**AIM OF THE EXERCISE**
Please reproduce, line for line and unchanged, the part of the entries that opens with the line containing "colorbar-bin — [941, 1513, 1052, 1584]" and closes with the line containing "colorbar-bin — [832, 1513, 943, 1584]", both included.

**Visual layout records**
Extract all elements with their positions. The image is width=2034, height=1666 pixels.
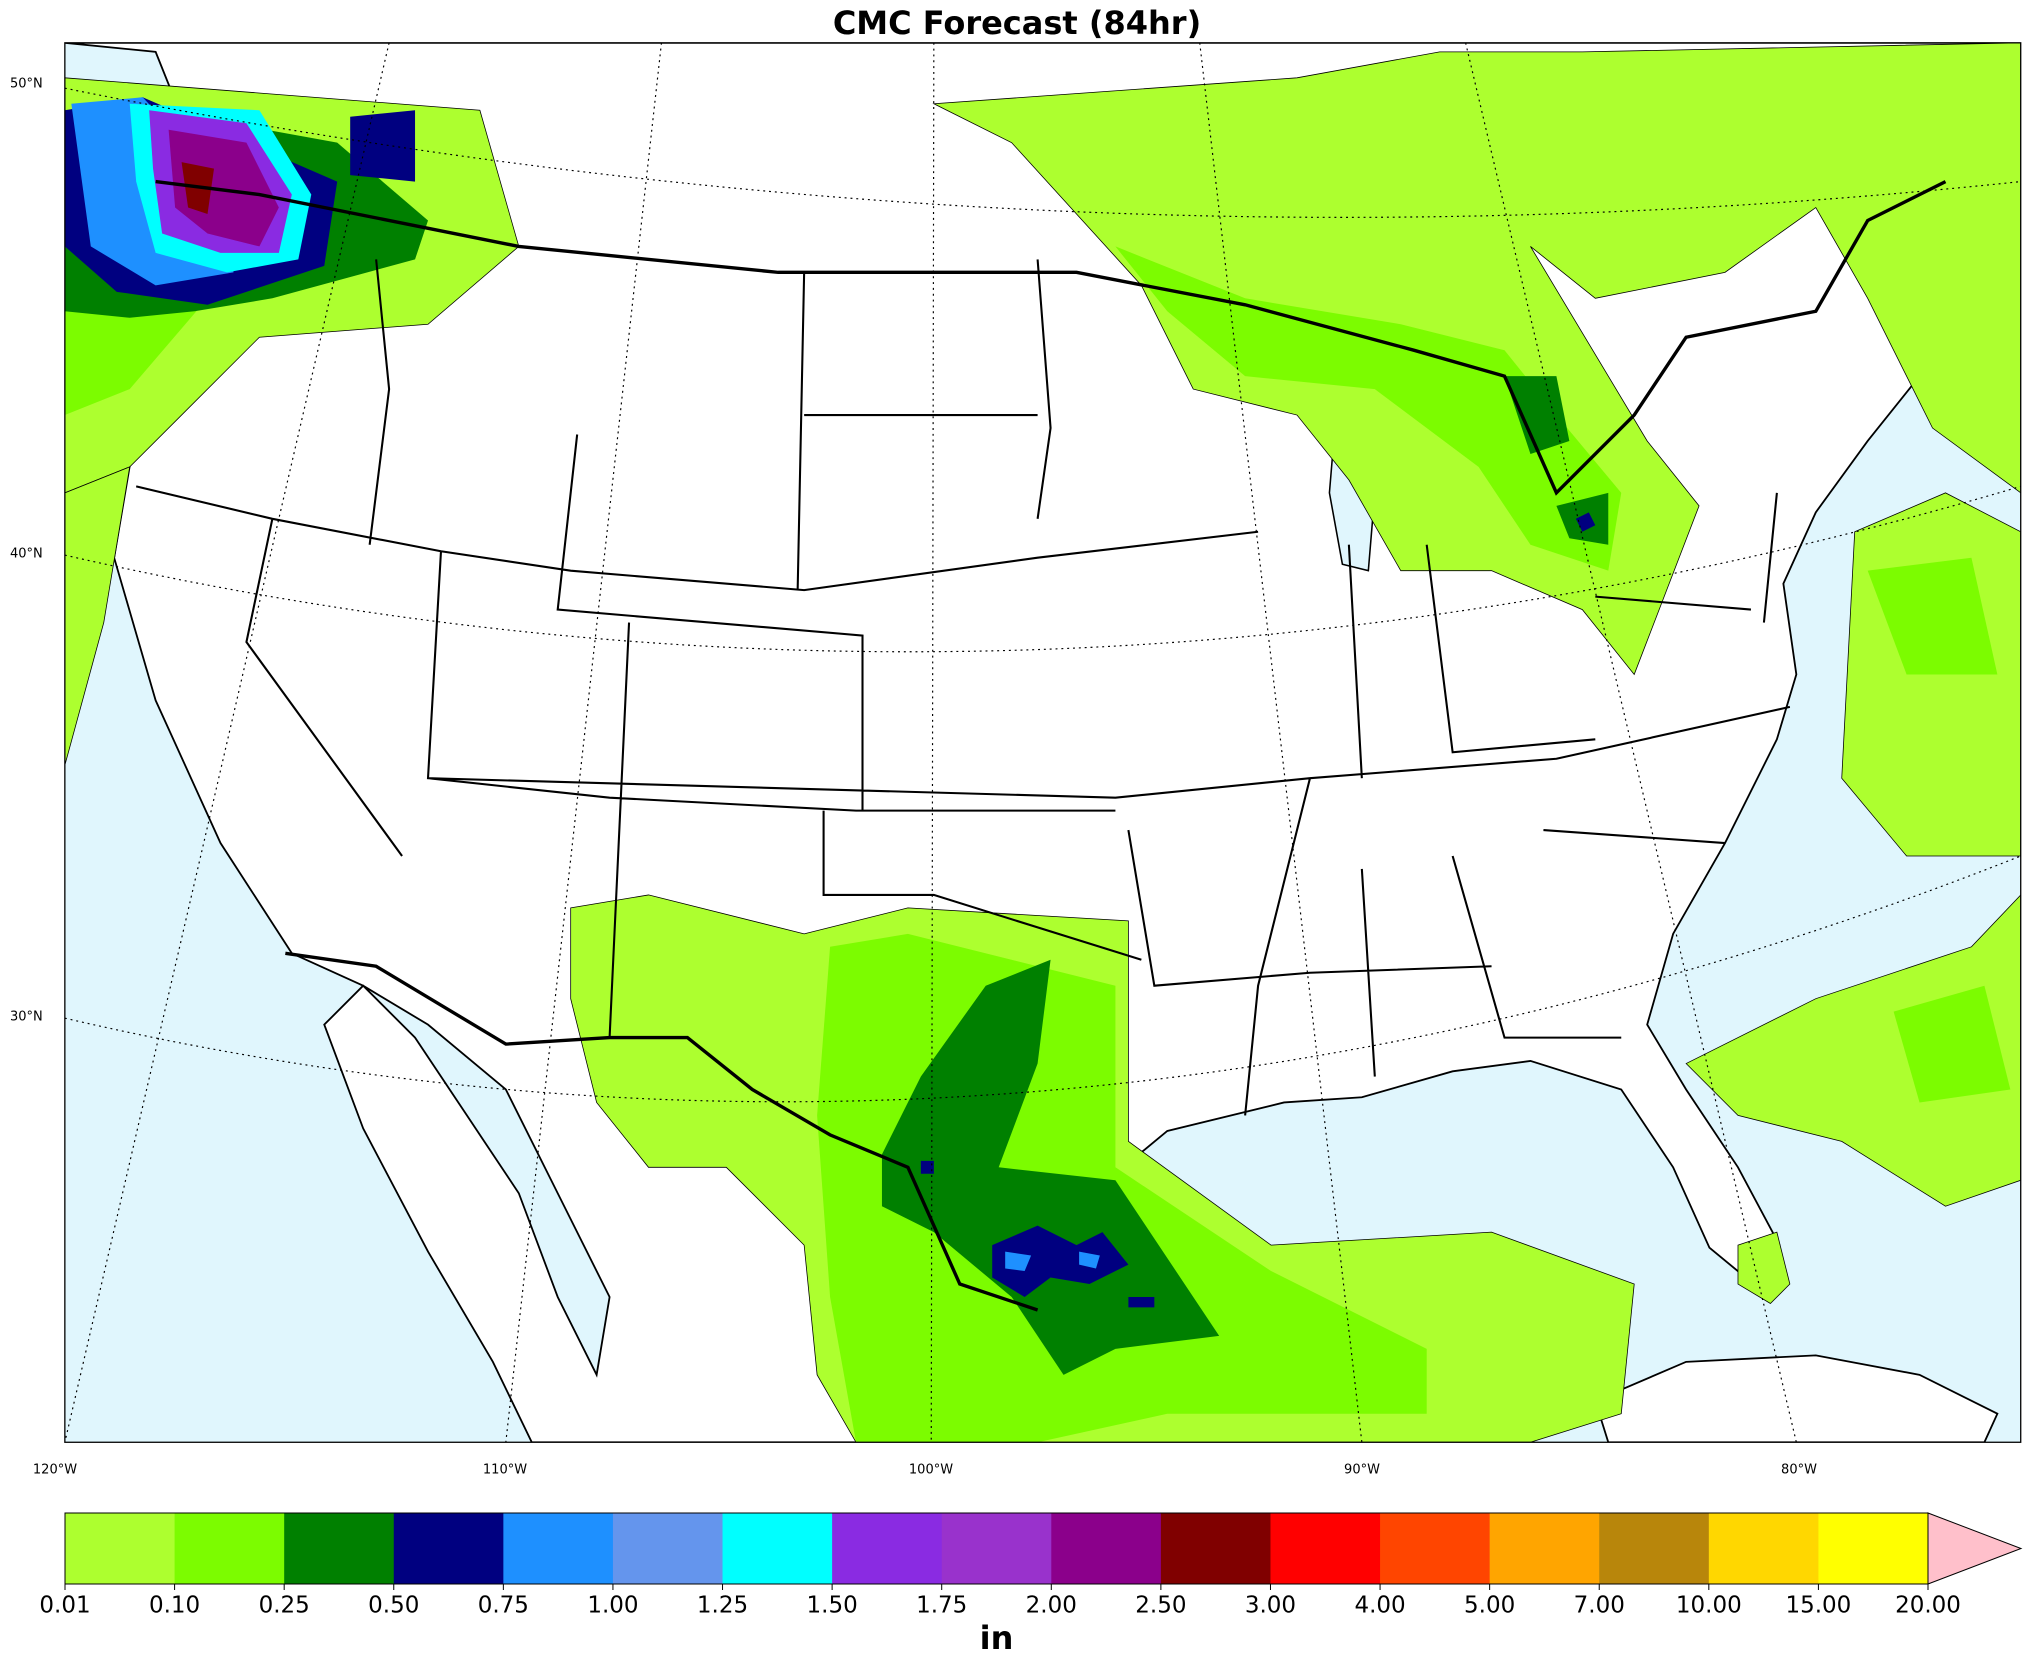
colorbar-bin — [941, 1513, 1052, 1584]
map — [64, 42, 2022, 1443]
colorbar-bin — [1489, 1513, 1600, 1584]
colorbar-bin — [1160, 1513, 1271, 1584]
colorbar-bin — [1051, 1513, 1162, 1584]
colorbar-tick-label: 0.25 — [259, 1593, 310, 1619]
colorbar-bin — [284, 1513, 395, 1584]
colorbar-tick-label: 20.00 — [1895, 1593, 1961, 1619]
lon-label: 120°W — [33, 1463, 77, 1478]
colorbar-bin — [1380, 1513, 1491, 1584]
title: CMC Forecast (84hr) — [833, 4, 1201, 42]
colorbar-tick-label: 15.00 — [1785, 1593, 1851, 1619]
colorbar-tick-label: 0.01 — [39, 1593, 90, 1619]
colorbar-tick-label: 4.00 — [1354, 1593, 1405, 1619]
colorbar-tick-label: 1.25 — [697, 1593, 748, 1619]
colorbar-tick-label: 1.75 — [916, 1593, 967, 1619]
colorbar-bin — [65, 1513, 176, 1584]
colorbar-bin — [1270, 1513, 1381, 1584]
colorbar-tick-label: 5.00 — [1464, 1593, 1515, 1619]
colorbar-tick-label: 0.50 — [368, 1593, 419, 1619]
colorbar-bin — [832, 1513, 943, 1584]
colorbar-tick-label: 0.10 — [149, 1593, 200, 1619]
graticule — [64, 42, 2021, 1443]
colorbar-bin — [1708, 1513, 1819, 1584]
map-frame — [64, 42, 2022, 1443]
colorbar-bin — [174, 1513, 285, 1584]
colorbar-extend — [1927, 1512, 2023, 1585]
colorbar-frame — [64, 1512, 1929, 1585]
colorbar-tick-label: 10.00 — [1676, 1593, 1742, 1619]
colorbar-tick-label: 1.50 — [807, 1593, 858, 1619]
lat-label: 30°N — [10, 1010, 43, 1025]
colorbar-tick-label: 7.00 — [1574, 1593, 1625, 1619]
colorbar-tick-label: 3.00 — [1245, 1593, 1296, 1619]
colorbar-bin — [722, 1513, 833, 1584]
colorbar-bin — [503, 1513, 614, 1584]
colorbar-tick-label: 2.50 — [1135, 1593, 1186, 1619]
colorbar-bin — [1818, 1513, 1929, 1584]
colorbar-tick-label: 1.00 — [587, 1593, 638, 1619]
lat-label: 40°N — [10, 547, 43, 562]
axis-labels: 50°N 40°N 30°N 120°W 110°W 100°W 90°W 80°W — [10, 77, 1817, 1478]
colorbar-tick-label: 0.75 — [478, 1593, 529, 1619]
colorbar-label: in — [980, 1619, 1014, 1657]
lon-label: 90°W — [1344, 1463, 1380, 1478]
lon-label: 80°W — [1781, 1463, 1817, 1478]
lon-label: 110°W — [483, 1463, 527, 1478]
colorbar-bin — [612, 1513, 724, 1584]
colorbar-bin — [1599, 1513, 1710, 1584]
cuba — [1594, 1354, 1999, 1443]
lat-label: 50°N — [10, 77, 43, 92]
borders — [135, 179, 1947, 1312]
colorbar: 0.01 0.10 0.25 0.50 0.75 1.00 1.25 1.50 1.75 2.00… — [39, 1512, 2023, 1657]
lon-label: 100°W — [909, 1463, 953, 1478]
colorbar-bin — [393, 1513, 504, 1584]
colorbar-tick-label: 2.00 — [1026, 1593, 1077, 1619]
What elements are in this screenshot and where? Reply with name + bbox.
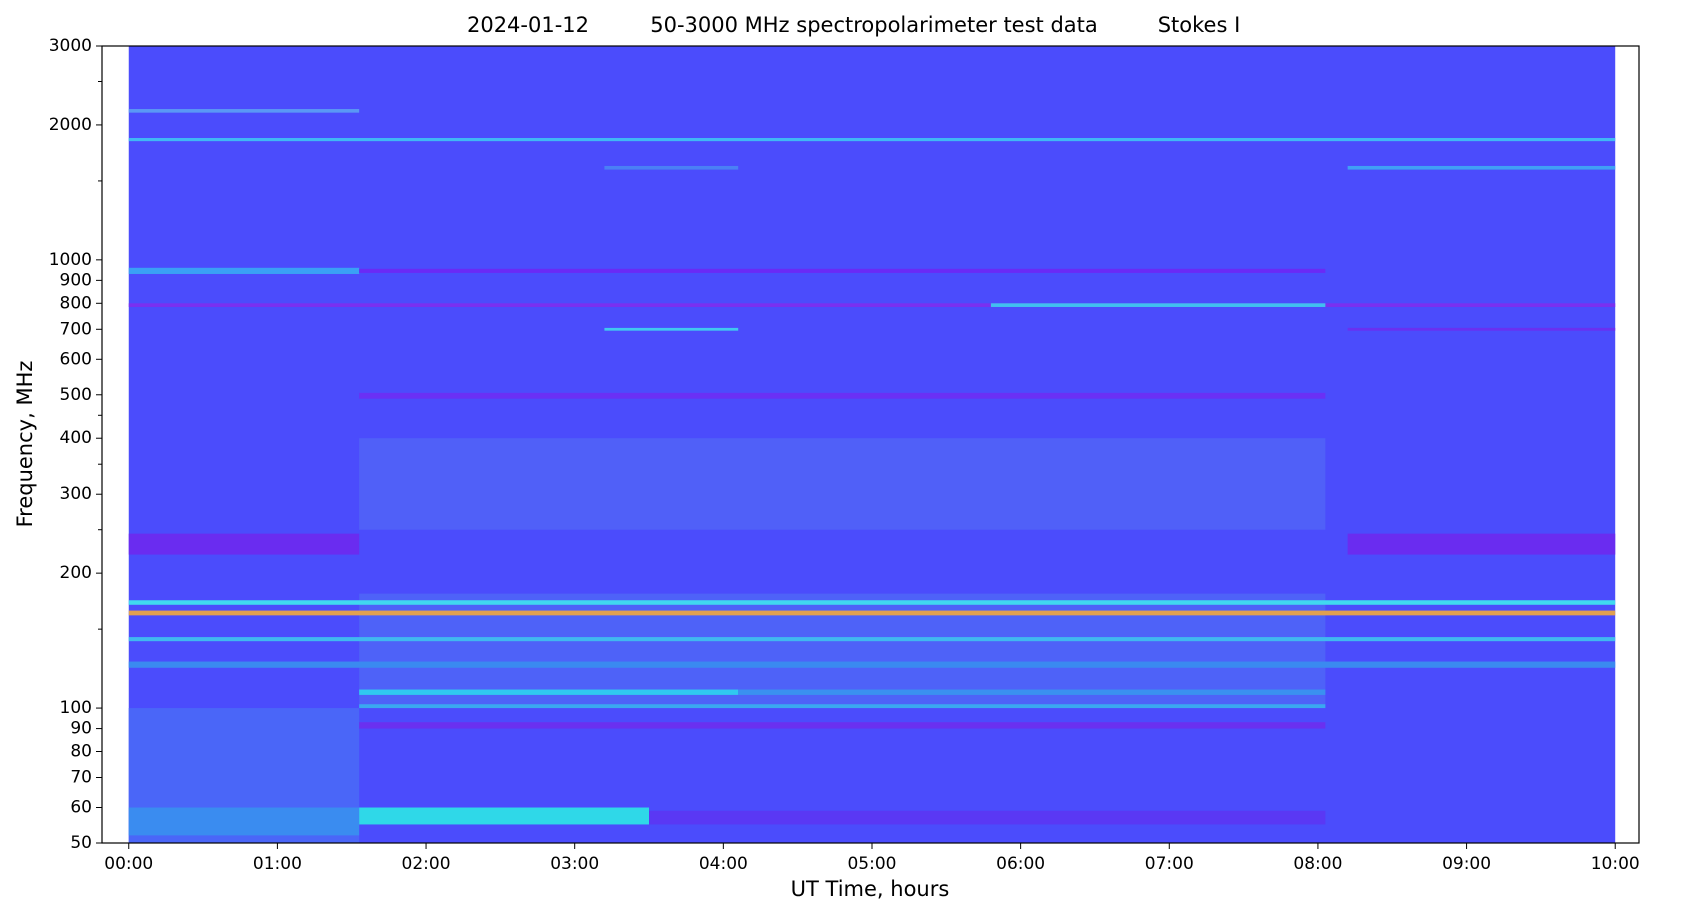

**FULL SOLUTION**
colorbar-bin — [941, 1513, 1052, 1584]
map — [64, 42, 2022, 1443]
colorbar-bin — [1489, 1513, 1600, 1584]
colorbar-bin — [1160, 1513, 1271, 1584]
colorbar-bin — [1051, 1513, 1162, 1584]
colorbar-tick-label: 0.25 — [259, 1593, 310, 1619]
colorbar-bin — [284, 1513, 395, 1584]
colorbar-tick-label: 20.00 — [1895, 1593, 1961, 1619]
lon-label: 120°W — [33, 1463, 77, 1478]
colorbar-bin — [1380, 1513, 1491, 1584]
title: CMC Forecast (84hr) — [833, 4, 1201, 42]
colorbar-tick-label: 15.00 — [1785, 1593, 1851, 1619]
colorbar-tick-label: 0.01 — [39, 1593, 90, 1619]
colorbar-tick-label: 4.00 — [1354, 1593, 1405, 1619]
colorbar-tick-label: 1.25 — [697, 1593, 748, 1619]
colorbar-tick-label: 1.75 — [916, 1593, 967, 1619]
colorbar-bin — [65, 1513, 176, 1584]
colorbar-bin — [1270, 1513, 1381, 1584]
colorbar-tick-label: 5.00 — [1464, 1593, 1515, 1619]
colorbar-tick-label: 0.50 — [368, 1593, 419, 1619]
colorbar-bin — [832, 1513, 943, 1584]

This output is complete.